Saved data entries
▬▬▬▬▬▬▬▬▬▬
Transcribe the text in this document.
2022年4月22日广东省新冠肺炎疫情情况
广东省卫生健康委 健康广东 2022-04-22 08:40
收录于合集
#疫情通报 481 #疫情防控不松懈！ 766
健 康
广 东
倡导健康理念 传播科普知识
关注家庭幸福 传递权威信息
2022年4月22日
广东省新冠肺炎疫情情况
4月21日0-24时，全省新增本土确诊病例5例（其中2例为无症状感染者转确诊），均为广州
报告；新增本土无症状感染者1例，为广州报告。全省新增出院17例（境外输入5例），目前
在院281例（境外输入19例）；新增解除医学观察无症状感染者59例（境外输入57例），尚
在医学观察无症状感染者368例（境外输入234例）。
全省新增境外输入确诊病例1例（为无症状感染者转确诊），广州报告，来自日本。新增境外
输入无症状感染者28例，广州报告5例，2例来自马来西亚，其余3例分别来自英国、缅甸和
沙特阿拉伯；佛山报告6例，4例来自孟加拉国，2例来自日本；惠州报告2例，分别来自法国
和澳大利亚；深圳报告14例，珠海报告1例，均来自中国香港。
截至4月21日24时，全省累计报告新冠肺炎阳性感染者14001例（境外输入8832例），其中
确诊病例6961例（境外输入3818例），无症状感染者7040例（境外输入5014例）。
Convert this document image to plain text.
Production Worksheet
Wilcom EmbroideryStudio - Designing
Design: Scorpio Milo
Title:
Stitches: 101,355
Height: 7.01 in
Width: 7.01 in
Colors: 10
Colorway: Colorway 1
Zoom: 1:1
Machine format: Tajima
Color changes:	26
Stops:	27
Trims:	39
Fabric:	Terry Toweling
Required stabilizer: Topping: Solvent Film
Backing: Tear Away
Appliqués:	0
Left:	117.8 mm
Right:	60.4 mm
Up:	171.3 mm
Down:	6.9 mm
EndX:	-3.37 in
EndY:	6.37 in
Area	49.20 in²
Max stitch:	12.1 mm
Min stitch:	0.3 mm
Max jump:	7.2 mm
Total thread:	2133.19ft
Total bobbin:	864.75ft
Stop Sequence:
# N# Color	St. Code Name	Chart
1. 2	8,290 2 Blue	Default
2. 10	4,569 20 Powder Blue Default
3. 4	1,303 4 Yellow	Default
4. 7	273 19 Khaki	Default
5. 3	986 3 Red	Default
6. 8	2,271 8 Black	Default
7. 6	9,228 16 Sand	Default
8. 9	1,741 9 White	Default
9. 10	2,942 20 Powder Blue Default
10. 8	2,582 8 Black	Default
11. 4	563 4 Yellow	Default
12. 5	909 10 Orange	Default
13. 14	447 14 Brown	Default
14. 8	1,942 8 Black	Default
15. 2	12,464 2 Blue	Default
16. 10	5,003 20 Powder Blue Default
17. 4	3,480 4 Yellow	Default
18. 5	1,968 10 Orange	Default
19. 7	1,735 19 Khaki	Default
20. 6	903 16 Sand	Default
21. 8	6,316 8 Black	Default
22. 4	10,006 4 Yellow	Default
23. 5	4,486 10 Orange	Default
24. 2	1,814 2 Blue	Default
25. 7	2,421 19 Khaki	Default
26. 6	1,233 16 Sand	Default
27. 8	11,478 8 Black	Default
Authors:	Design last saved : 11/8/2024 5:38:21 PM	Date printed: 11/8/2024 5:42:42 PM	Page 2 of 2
▬▬▬▬▬▬▬▬▬▬
# The request
Reproduce all the data word for word.

# Final answer
Transcribe the text in this document.
2022年4月22日广东省新冠肺炎疫情情况
广东省卫生健康委 健康广东 2022-04-22 08:40
收录于合集
#疫情通报 481 #疫情防控不松懈！ 766
健 康
广 东
倡导健康理念 传播科普知识
关注家庭幸福 传递权威信息
2022年4月22日
广东省新冠肺炎疫情情况
4月21日0-24时，全省新增本土确诊病例5例（其中2例为无症状感染者转确诊），均为广州
报告；新增本土无症状感染者1例，为广州报告。全省新增出院17例（境外输入5例），目前
在院281例（境外输入19例）；新增解除医学观察无症状感染者59例（境外输入57例），尚
在医学观察无症状感染者368例（境外输入234例）。
全省新增境外输入确诊病例1例（为无症状感染者转确诊），广州报告，来自日本。新增境外
输入无症状感染者28例，广州报告5例，2例来自马来西亚，其余3例分别来自英国、缅甸和
沙特阿拉伯；佛山报告6例，4例来自孟加拉国，2例来自日本；惠州报告2例，分别来自法国
和澳大利亚；深圳报告14例，珠海报告1例，均来自中国香港。
截至4月21日24时，全省累计报告新冠肺炎阳性感染者14001例（境外输入8832例），其中
确诊病例6961例（境外输入3818例），无症状感染者7040例（境外输入5014例）。
Convert this document image to plain text.
Production Worksheet
Wilcom EmbroideryStudio - Designing
Design: Scorpio Milo
Title:
Stitches: 101,355
Height: 7.01 in
Width: 7.01 in
Colors: 10
Colorway: Colorway 1
Zoom: 1:1
Machine format: Tajima
Color changes:	26
Stops:	27
Trims:	39
Fabric:	Terry Toweling
Required stabilizer: Topping: Solvent Film
Backing: Tear Away
Appliqués:	0
Left:	117.8 mm
Right:	60.4 mm
Up:	171.3 mm
Down:	6.9 mm
EndX:	-3.37 in
EndY:	6.37 in
Area	49.20 in²
Max stitch:	12.1 mm
Min stitch:	0.3 mm
Max jump:	7.2 mm
Total thread:	2133.19ft
Total bobbin:	864.75ft
Stop Sequence:
# N# Color	St. Code Name	Chart
1. 2	8,290 2 Blue	Default
2. 10	4,569 20 Powder Blue Default
3. 4	1,303 4 Yellow	Default
4. 7	273 19 Khaki	Default
5. 3	986 3 Red	Default
6. 8	2,271 8 Black	Default
7. 6	9,228 16 Sand	Default
8. 9	1,741 9 White	Default
9. 10	2,942 20 Powder Blue Default
10. 8	2,582 8 Black	Default
11. 4	563 4 Yellow	Default
12. 5	909 10 Orange	Default
13. 14	447 14 Brown	Default
14. 8	1,942 8 Black	Default
15. 2	12,464 2 Blue	Default
16. 10	5,003 20 Powder Blue Default
17. 4	3,480 4 Yellow	Default
18. 5	1,968 10 Orange	Default
19. 7	1,735 19 Khaki	Default
20. 6	903 16 Sand	Default
21. 8	6,316 8 Black	Default
22. 4	10,006 4 Yellow	Default
23. 5	4,486 10 Orange	Default
24. 2	1,814 2 Blue	Default
25. 7	2,421 19 Khaki	Default
26. 6	1,233 16 Sand	Default
27. 8	11,478 8 Black	Default
Authors:	Design last saved : 11/8/2024 5:38:21 PM	Date printed: 11/8/2024 5:42:42 PM	Page 2 of 2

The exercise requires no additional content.